> WHAT YOU WILL DO
Search the material below for the word "JSON" and copy every line in which it occurs.

----------------

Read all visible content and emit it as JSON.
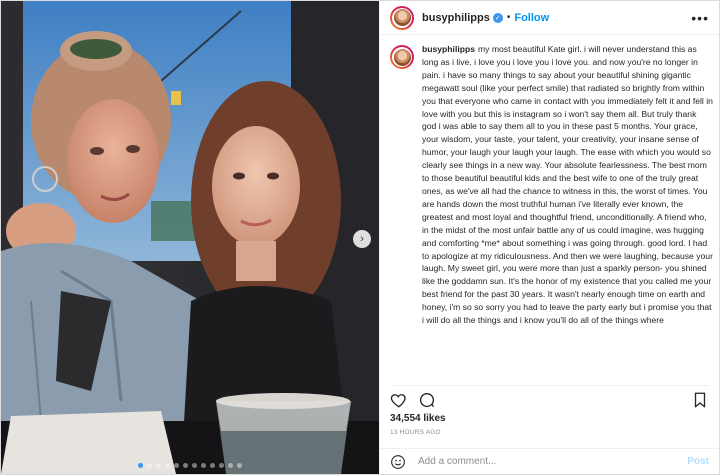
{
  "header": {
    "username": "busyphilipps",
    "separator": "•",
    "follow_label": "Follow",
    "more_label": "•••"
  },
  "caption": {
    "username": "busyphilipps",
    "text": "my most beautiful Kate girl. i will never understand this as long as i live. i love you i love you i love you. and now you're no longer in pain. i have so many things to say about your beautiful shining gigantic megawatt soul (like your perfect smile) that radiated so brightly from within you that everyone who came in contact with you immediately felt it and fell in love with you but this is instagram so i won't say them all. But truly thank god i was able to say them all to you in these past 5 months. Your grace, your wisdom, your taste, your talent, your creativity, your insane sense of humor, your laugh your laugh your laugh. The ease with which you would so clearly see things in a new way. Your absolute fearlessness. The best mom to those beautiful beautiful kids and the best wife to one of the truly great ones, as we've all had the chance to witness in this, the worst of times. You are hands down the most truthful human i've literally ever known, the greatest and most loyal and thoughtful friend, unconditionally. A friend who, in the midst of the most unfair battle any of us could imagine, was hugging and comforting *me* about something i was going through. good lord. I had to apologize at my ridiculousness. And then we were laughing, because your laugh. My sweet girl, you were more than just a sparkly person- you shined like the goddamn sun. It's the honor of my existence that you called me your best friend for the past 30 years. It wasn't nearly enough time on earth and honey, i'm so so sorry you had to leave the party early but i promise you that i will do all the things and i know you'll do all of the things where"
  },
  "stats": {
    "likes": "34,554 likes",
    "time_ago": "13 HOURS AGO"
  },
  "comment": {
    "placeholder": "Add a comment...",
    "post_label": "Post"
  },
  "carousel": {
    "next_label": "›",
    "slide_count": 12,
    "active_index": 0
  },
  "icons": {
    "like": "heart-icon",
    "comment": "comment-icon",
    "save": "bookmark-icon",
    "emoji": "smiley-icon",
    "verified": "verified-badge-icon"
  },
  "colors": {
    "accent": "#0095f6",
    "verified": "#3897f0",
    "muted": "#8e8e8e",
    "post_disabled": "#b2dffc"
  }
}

----------------

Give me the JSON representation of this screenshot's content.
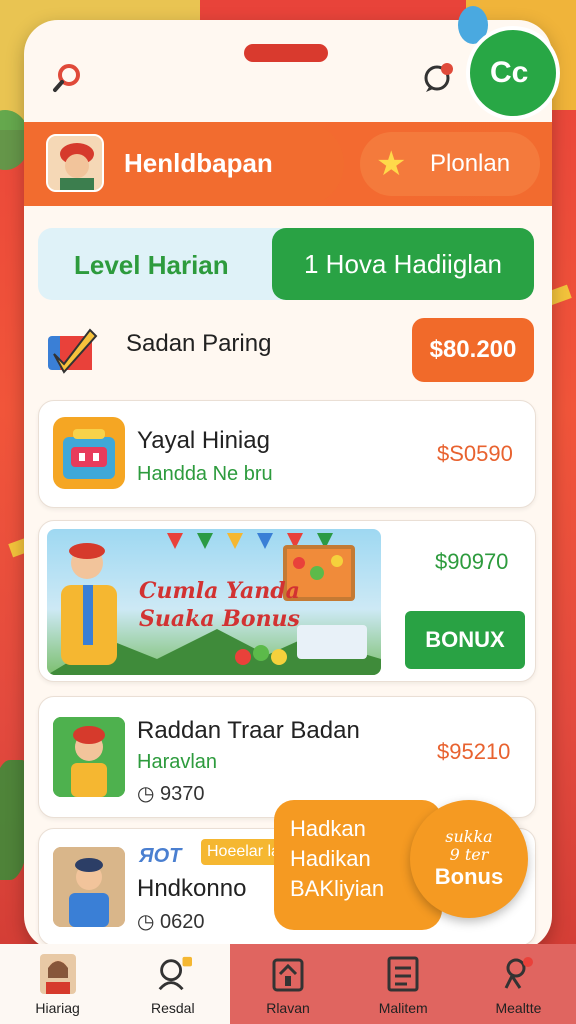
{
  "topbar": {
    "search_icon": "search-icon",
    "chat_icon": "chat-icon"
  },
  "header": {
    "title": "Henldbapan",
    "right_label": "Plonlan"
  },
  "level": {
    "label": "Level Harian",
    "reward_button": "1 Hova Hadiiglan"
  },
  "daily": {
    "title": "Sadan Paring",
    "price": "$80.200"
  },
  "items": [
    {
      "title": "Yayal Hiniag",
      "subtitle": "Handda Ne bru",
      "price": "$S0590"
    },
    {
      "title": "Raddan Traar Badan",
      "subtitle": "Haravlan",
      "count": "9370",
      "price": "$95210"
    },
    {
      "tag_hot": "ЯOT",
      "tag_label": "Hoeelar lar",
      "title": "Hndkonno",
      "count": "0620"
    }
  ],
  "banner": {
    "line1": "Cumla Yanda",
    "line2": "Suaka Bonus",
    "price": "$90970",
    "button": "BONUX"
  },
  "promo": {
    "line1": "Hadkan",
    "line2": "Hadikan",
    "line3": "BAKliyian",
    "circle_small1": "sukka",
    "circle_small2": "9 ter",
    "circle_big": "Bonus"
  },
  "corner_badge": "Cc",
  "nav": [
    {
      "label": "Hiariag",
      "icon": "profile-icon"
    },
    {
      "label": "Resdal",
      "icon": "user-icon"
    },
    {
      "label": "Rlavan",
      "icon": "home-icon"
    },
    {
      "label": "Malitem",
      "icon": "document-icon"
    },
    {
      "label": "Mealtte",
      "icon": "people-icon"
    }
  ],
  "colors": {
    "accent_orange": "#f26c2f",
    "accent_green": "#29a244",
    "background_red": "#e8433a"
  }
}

----------------

> FINISHED TASK
Read all visible content and emit it as JSON.
Give me the JSON representation of this screenshot's content.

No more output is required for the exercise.